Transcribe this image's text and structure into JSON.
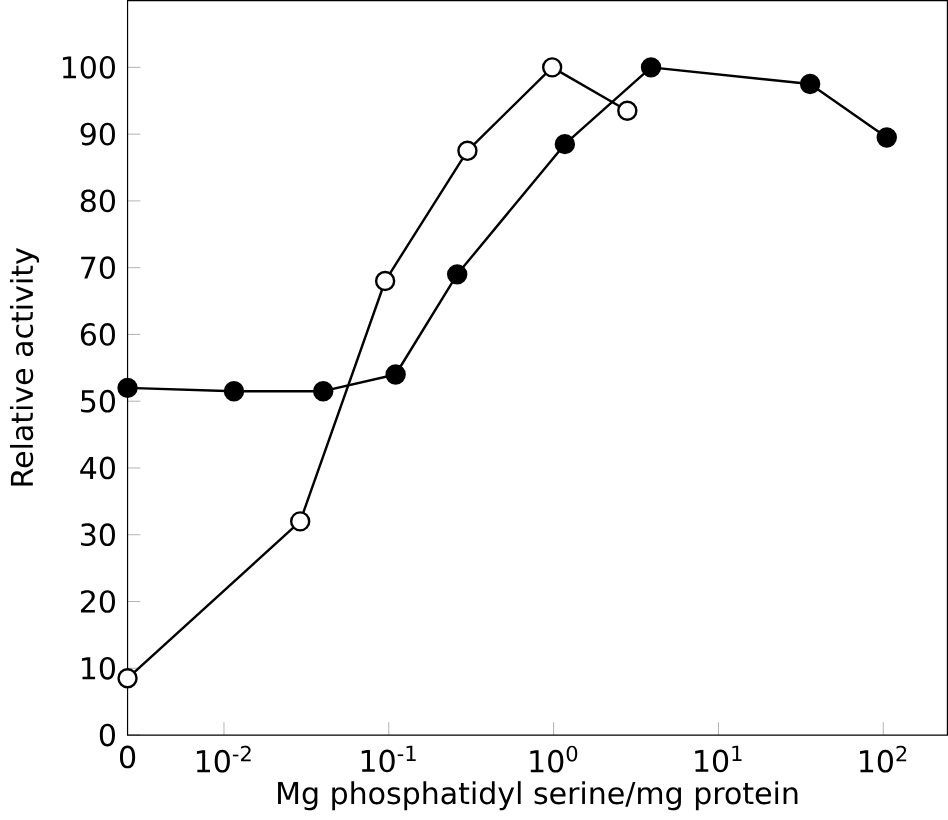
{
  "chart_data": {
    "type": "line",
    "xlabel": "Mg phosphatidyl serine/mg protein",
    "ylabel": "Relative activity",
    "series": [
      {
        "color": "#000000",
        "marker": "circle",
        "x": [
          0.0026,
          0.0115,
          0.04,
          0.11,
          0.26,
          1.17,
          3.9,
          36,
          105
        ],
        "values": [
          52,
          51.5,
          51.5,
          54,
          69,
          88.5,
          100,
          97.5,
          89.5
        ]
      },
      {
        "color": "#000000",
        "marker": "circle",
        "x": [
          0.0026,
          0.029,
          0.095,
          0.3,
          0.98,
          2.8
        ],
        "values": [
          8.5,
          32,
          68,
          87.5,
          100,
          93.5
        ]
      }
    ],
    "log": "x",
    "xlim": [
      0.0026,
      245
    ],
    "ylim": [
      0,
      110
    ],
    "xticks": [
      {
        "value": 0.0026,
        "label": "0"
      },
      {
        "value": 0.01,
        "label": "10$^{-2}$"
      },
      {
        "value": 0.1,
        "label": "10$^{-1}$"
      },
      {
        "value": 1,
        "label": "10$^{0}$"
      },
      {
        "value": 10,
        "label": "10$^{1}$"
      },
      {
        "value": 100,
        "label": "10$^{2}$"
      }
    ],
    "yticks": [
      0,
      10,
      20,
      30,
      40,
      50,
      60,
      70,
      80,
      90,
      100
    ],
    "line_style": "solid"
  }
}
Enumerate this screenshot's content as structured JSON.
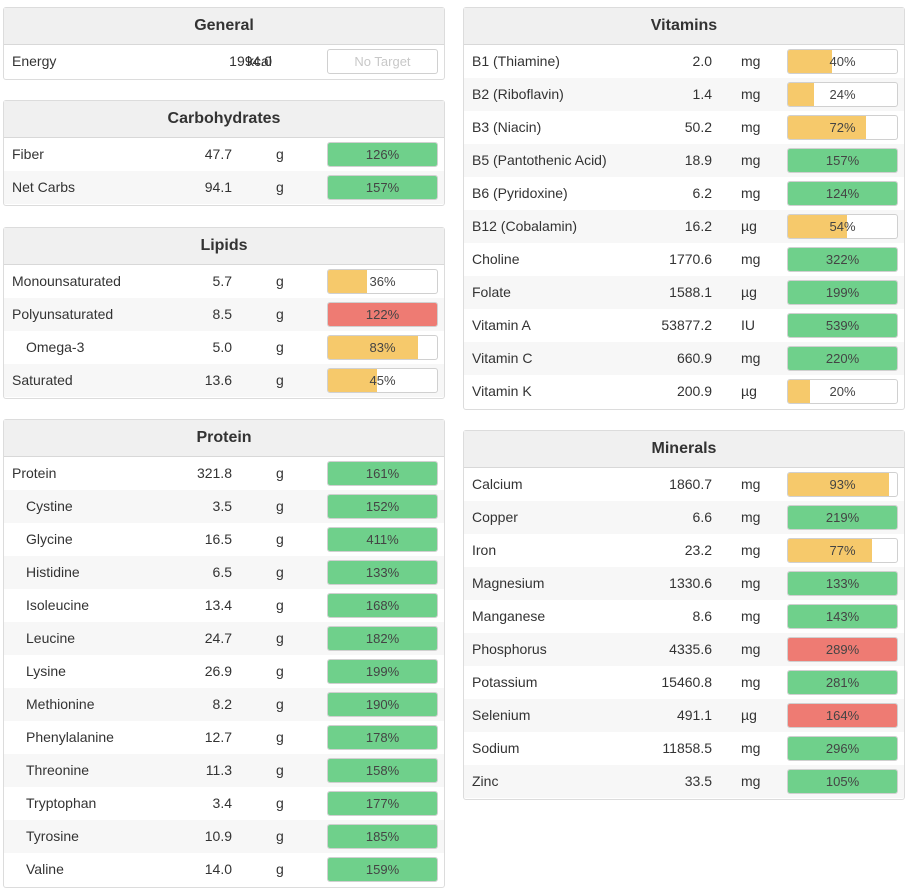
{
  "colors": {
    "green": "#6fd08b",
    "yellow": "#f6c96b",
    "red": "#ee7b73"
  },
  "general": {
    "title": "General",
    "rows": [
      {
        "name": "Energy",
        "amount": "1994.0",
        "unit": "kcal",
        "pct": "No Target",
        "fill": 0,
        "color": "none",
        "indent": false
      }
    ]
  },
  "carbohydrates": {
    "title": "Carbohydrates",
    "rows": [
      {
        "name": "Fiber",
        "amount": "47.7",
        "unit": "g",
        "pct": "126%",
        "fill": 1,
        "color": "green",
        "indent": false
      },
      {
        "name": "Net Carbs",
        "amount": "94.1",
        "unit": "g",
        "pct": "157%",
        "fill": 1,
        "color": "green",
        "indent": false
      }
    ]
  },
  "lipids": {
    "title": "Lipids",
    "rows": [
      {
        "name": "Monounsaturated",
        "amount": "5.7",
        "unit": "g",
        "pct": "36%",
        "fill": 0.36,
        "color": "yellow",
        "indent": false
      },
      {
        "name": "Polyunsaturated",
        "amount": "8.5",
        "unit": "g",
        "pct": "122%",
        "fill": 1,
        "color": "red",
        "indent": false
      },
      {
        "name": "Omega-3",
        "amount": "5.0",
        "unit": "g",
        "pct": "83%",
        "fill": 0.83,
        "color": "yellow",
        "indent": true
      },
      {
        "name": "Saturated",
        "amount": "13.6",
        "unit": "g",
        "pct": "45%",
        "fill": 0.45,
        "color": "yellow",
        "indent": false
      }
    ]
  },
  "protein": {
    "title": "Protein",
    "rows": [
      {
        "name": "Protein",
        "amount": "321.8",
        "unit": "g",
        "pct": "161%",
        "fill": 1,
        "color": "green",
        "indent": false
      },
      {
        "name": "Cystine",
        "amount": "3.5",
        "unit": "g",
        "pct": "152%",
        "fill": 1,
        "color": "green",
        "indent": true
      },
      {
        "name": "Glycine",
        "amount": "16.5",
        "unit": "g",
        "pct": "411%",
        "fill": 1,
        "color": "green",
        "indent": true
      },
      {
        "name": "Histidine",
        "amount": "6.5",
        "unit": "g",
        "pct": "133%",
        "fill": 1,
        "color": "green",
        "indent": true
      },
      {
        "name": "Isoleucine",
        "amount": "13.4",
        "unit": "g",
        "pct": "168%",
        "fill": 1,
        "color": "green",
        "indent": true
      },
      {
        "name": "Leucine",
        "amount": "24.7",
        "unit": "g",
        "pct": "182%",
        "fill": 1,
        "color": "green",
        "indent": true
      },
      {
        "name": "Lysine",
        "amount": "26.9",
        "unit": "g",
        "pct": "199%",
        "fill": 1,
        "color": "green",
        "indent": true
      },
      {
        "name": "Methionine",
        "amount": "8.2",
        "unit": "g",
        "pct": "190%",
        "fill": 1,
        "color": "green",
        "indent": true
      },
      {
        "name": "Phenylalanine",
        "amount": "12.7",
        "unit": "g",
        "pct": "178%",
        "fill": 1,
        "color": "green",
        "indent": true
      },
      {
        "name": "Threonine",
        "amount": "11.3",
        "unit": "g",
        "pct": "158%",
        "fill": 1,
        "color": "green",
        "indent": true
      },
      {
        "name": "Tryptophan",
        "amount": "3.4",
        "unit": "g",
        "pct": "177%",
        "fill": 1,
        "color": "green",
        "indent": true
      },
      {
        "name": "Tyrosine",
        "amount": "10.9",
        "unit": "g",
        "pct": "185%",
        "fill": 1,
        "color": "green",
        "indent": true
      },
      {
        "name": "Valine",
        "amount": "14.0",
        "unit": "g",
        "pct": "159%",
        "fill": 1,
        "color": "green",
        "indent": true
      }
    ]
  },
  "vitamins": {
    "title": "Vitamins",
    "rows": [
      {
        "name": "B1 (Thiamine)",
        "amount": "2.0",
        "unit": "mg",
        "pct": "40%",
        "fill": 0.4,
        "color": "yellow",
        "indent": false
      },
      {
        "name": "B2 (Riboflavin)",
        "amount": "1.4",
        "unit": "mg",
        "pct": "24%",
        "fill": 0.24,
        "color": "yellow",
        "indent": false
      },
      {
        "name": "B3 (Niacin)",
        "amount": "50.2",
        "unit": "mg",
        "pct": "72%",
        "fill": 0.72,
        "color": "yellow",
        "indent": false
      },
      {
        "name": "B5 (Pantothenic Acid)",
        "amount": "18.9",
        "unit": "mg",
        "pct": "157%",
        "fill": 1,
        "color": "green",
        "indent": false
      },
      {
        "name": "B6 (Pyridoxine)",
        "amount": "6.2",
        "unit": "mg",
        "pct": "124%",
        "fill": 1,
        "color": "green",
        "indent": false
      },
      {
        "name": "B12 (Cobalamin)",
        "amount": "16.2",
        "unit": "µg",
        "pct": "54%",
        "fill": 0.54,
        "color": "yellow",
        "indent": false
      },
      {
        "name": "Choline",
        "amount": "1770.6",
        "unit": "mg",
        "pct": "322%",
        "fill": 1,
        "color": "green",
        "indent": false
      },
      {
        "name": "Folate",
        "amount": "1588.1",
        "unit": "µg",
        "pct": "199%",
        "fill": 1,
        "color": "green",
        "indent": false
      },
      {
        "name": "Vitamin A",
        "amount": "53877.2",
        "unit": "IU",
        "pct": "539%",
        "fill": 1,
        "color": "green",
        "indent": false
      },
      {
        "name": "Vitamin C",
        "amount": "660.9",
        "unit": "mg",
        "pct": "220%",
        "fill": 1,
        "color": "green",
        "indent": false
      },
      {
        "name": "Vitamin K",
        "amount": "200.9",
        "unit": "µg",
        "pct": "20%",
        "fill": 0.2,
        "color": "yellow",
        "indent": false
      }
    ]
  },
  "minerals": {
    "title": "Minerals",
    "rows": [
      {
        "name": "Calcium",
        "amount": "1860.7",
        "unit": "mg",
        "pct": "93%",
        "fill": 0.93,
        "color": "yellow",
        "indent": false
      },
      {
        "name": "Copper",
        "amount": "6.6",
        "unit": "mg",
        "pct": "219%",
        "fill": 1,
        "color": "green",
        "indent": false
      },
      {
        "name": "Iron",
        "amount": "23.2",
        "unit": "mg",
        "pct": "77%",
        "fill": 0.77,
        "color": "yellow",
        "indent": false
      },
      {
        "name": "Magnesium",
        "amount": "1330.6",
        "unit": "mg",
        "pct": "133%",
        "fill": 1,
        "color": "green",
        "indent": false
      },
      {
        "name": "Manganese",
        "amount": "8.6",
        "unit": "mg",
        "pct": "143%",
        "fill": 1,
        "color": "green",
        "indent": false
      },
      {
        "name": "Phosphorus",
        "amount": "4335.6",
        "unit": "mg",
        "pct": "289%",
        "fill": 1,
        "color": "red",
        "indent": false
      },
      {
        "name": "Potassium",
        "amount": "15460.8",
        "unit": "mg",
        "pct": "281%",
        "fill": 1,
        "color": "green",
        "indent": false
      },
      {
        "name": "Selenium",
        "amount": "491.1",
        "unit": "µg",
        "pct": "164%",
        "fill": 1,
        "color": "red",
        "indent": false
      },
      {
        "name": "Sodium",
        "amount": "11858.5",
        "unit": "mg",
        "pct": "296%",
        "fill": 1,
        "color": "green",
        "indent": false
      },
      {
        "name": "Zinc",
        "amount": "33.5",
        "unit": "mg",
        "pct": "105%",
        "fill": 1,
        "color": "green",
        "indent": false
      }
    ]
  }
}
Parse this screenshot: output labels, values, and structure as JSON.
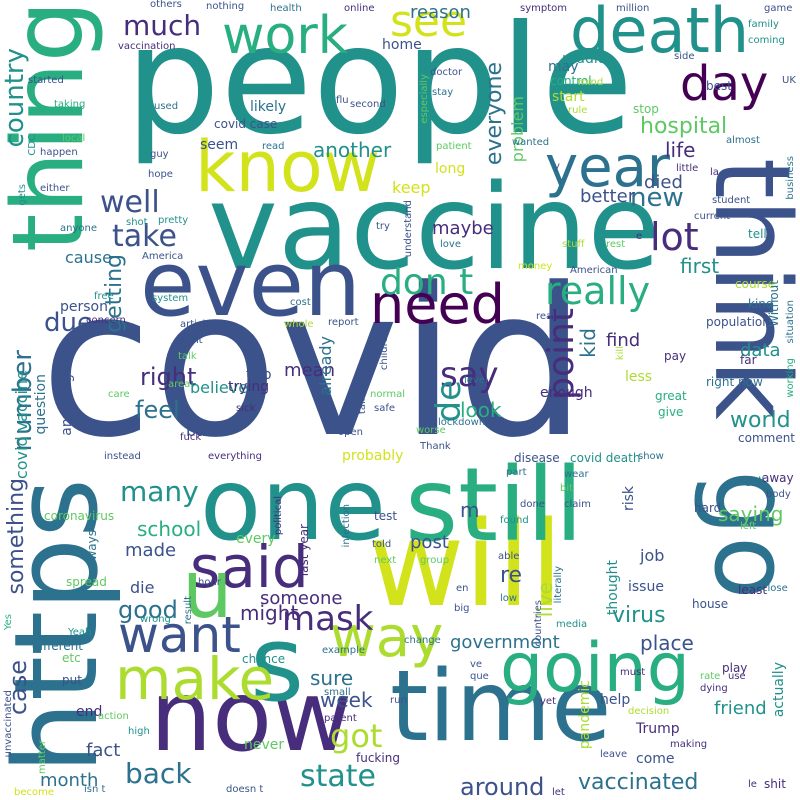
{
  "palette": [
    "#440154",
    "#472d7b",
    "#3b528b",
    "#2c728e",
    "#21918c",
    "#28ae80",
    "#5ec962",
    "#addc30",
    "#d2e21b"
  ],
  "words": {
    "covid": "covid",
    "people": "people",
    "vaccine": "vaccine",
    "will": "will",
    "now": "now",
    "time": "time",
    "https": "https",
    "one": "one",
    "still": "still",
    "go": "go",
    "even": "even",
    "thing": "thing",
    "think": "think",
    "know": "know",
    "death": "death",
    "s": "s",
    "going": "going",
    "make": "make",
    "year": "year",
    "said": "said",
    "see": "see",
    "need": "need",
    "way": "way",
    "want": "want",
    "u": "u",
    "work": "work",
    "got": "got",
    "really": "really",
    "day": "day",
    "mask": "mask",
    "lot": "lot",
    "don_t": "don t",
    "say": "say",
    "state": "state",
    "well": "well",
    "take": "take",
    "back": "back",
    "many": "many",
    "much": "much",
    "point": "point",
    "de": "de",
    "hospital": "hospital",
    "new": "new",
    "country": "country",
    "due": "due",
    "right": "right",
    "feel": "feel",
    "good": "good",
    "number": "number",
    "vaccinated": "vaccinated",
    "around": "around",
    "life": "life",
    "virus": "virus",
    "first": "first",
    "everyone": "everyone",
    "world": "world",
    "place": "place",
    "saying": "saying",
    "government": "government",
    "getting": "getting",
    "re": "re",
    "look": "look",
    "another": "another",
    "case": "case",
    "sure": "sure",
    "week": "week",
    "m": "m",
    "might": "might",
    "something": "something",
    "school": "school",
    "made": "made",
    "fact": "fact",
    "month": "month",
    "friend": "friend",
    "data": "data",
    "find": "find",
    "live": "live",
    "someone": "someone",
    "kid": "kid",
    "reason": "reason",
    "maybe": "maybe",
    "better": "better",
    "died": "died",
    "person": "person",
    "cause": "cause",
    "problem": "problem",
    "keep": "keep",
    "mean": "mean",
    "believe": "believe",
    "bad": "bad",
    "already": "already",
    "probably": "probably",
    "covid_vaccine": "covid vaccine",
    "question": "question",
    "anything": "anything",
    "seem": "seem",
    "likely": "likely",
    "home": "home",
    "may": "may",
    "start": "start",
    "long": "long",
    "less": "less",
    "risk": "risk",
    "enough": "enough",
    "post": "post",
    "every": "every",
    "trying": "trying",
    "two": "two",
    "die": "die",
    "job": "job",
    "issue": "issue",
    "thought": "thought",
    "come": "come",
    "help": "help",
    "Trump": "Trump",
    "never": "never",
    "end": "end",
    "pandemic": "pandemic",
    "actually": "actually",
    "reddit": "reddit",
    "control": "control",
    "stop": "stop",
    "best": "best",
    "covid_case": "covid case",
    "covid_death": "covid death",
    "test": "test",
    "last_year": "last year",
    "disease": "disease",
    "always": "always",
    "coronavirus": "coronavirus",
    "spread": "spread",
    "different": "different",
    "etc": "etc",
    "put": "put",
    "Yeah": "Yeah",
    "Yes": "Yes",
    "unvaccinated": "unvaccinated",
    "matter": "matter",
    "become": "become",
    "isn_t": "isn t",
    "doesn_t": "doesn t",
    "fucking": "fucking",
    "high": "high",
    "action": "action",
    "parent": "parent",
    "chance": "chance",
    "small": "small",
    "run": "run",
    "yet": "yet",
    "must": "must",
    "decision": "decision",
    "leave": "leave",
    "let": "let",
    "making": "making",
    "dying": "dying",
    "rate": "rate",
    "use": "use",
    "play": "play",
    "house": "house",
    "least": "least",
    "close": "close",
    "hard": "hard",
    "left": "left",
    "body": "body",
    "away": "away",
    "call": "call",
    "comment": "comment",
    "right_now": "right now",
    "give": "give",
    "great": "great",
    "pay": "pay",
    "far": "far",
    "kind": "kind",
    "population": "population",
    "course": "course",
    "tell": "tell",
    "current": "current",
    "student": "student",
    "business": "business",
    "Without": "Without",
    "situation": "situation",
    "working": "working",
    "kill": "kill",
    "real": "real",
    "money": "money",
    "American": "American",
    "stuff": "stuff",
    "rest": "rest",
    "love": "love",
    "try": "try",
    "understand": "understand",
    "America": "America",
    "system": "system",
    "free": "free",
    "cost": "cost",
    "whole": "whole",
    "report": "report",
    "concern": "concern",
    "article": "article",
    "went": "went",
    "talk": "talk",
    "care": "care",
    "area": "area",
    "sick": "sick",
    "fuck": "fuck",
    "instead": "instead",
    "everything": "everything",
    "open": "open",
    "lockdown": "lockdown",
    "safe": "safe",
    "normal": "normal",
    "talking": "talking",
    "children": "children",
    "level": "level",
    "Thank": "Thank",
    "worse": "worse",
    "wear": "wear",
    "part": "part",
    "show": "show",
    "done": "done",
    "claim": "claim",
    "bit": "bit",
    "found": "found",
    "infection": "infection",
    "told": "told",
    "next": "next",
    "group": "group",
    "able": "able",
    "en": "en",
    "big": "big",
    "low": "low",
    "media": "media",
    "countries": "countries",
    "literally": "literally",
    "change": "change",
    "example": "example",
    "result": "result",
    "political": "political",
    "hour": "hour",
    "wrong": "wrong",
    "ve": "ve",
    "que": "que",
    "la": "la",
    "little": "little",
    "y": "y",
    "e": "e",
    "wanted": "wanted",
    "patient": "patient",
    "especially": "especially",
    "stay": "stay",
    "rule": "rule",
    "mind": "mind",
    "side": "side",
    "UK": "UK",
    "almost": "almost",
    "coming": "coming",
    "family": "family",
    "game": "game",
    "million": "million",
    "symptom": "symptom",
    "online": "online",
    "health": "health",
    "nothing": "nothing",
    "others": "others",
    "vaccination": "vaccination",
    "doctor": "doctor",
    "flu": "flu",
    "second": "second",
    "read": "read",
    "used": "used",
    "taking": "taking",
    "started": "started",
    "local": "local",
    "CDC": "CDC",
    "happen": "happen",
    "guy": "guy",
    "hope": "hope",
    "gets": "gets",
    "either": "either",
    "anyone": "anyone",
    "shot": "shot",
    "pretty": "pretty",
    "le": "le",
    "shit": "shit"
  }
}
----
When a line in the material above includes "title", report that line by copying it.

- Result below -
    "title": "General",
    "title": "Carbohydrates",
    "title": "Lipids",
    "title": "Protein",
    "title": "Vitamins",
    "title": "Minerals",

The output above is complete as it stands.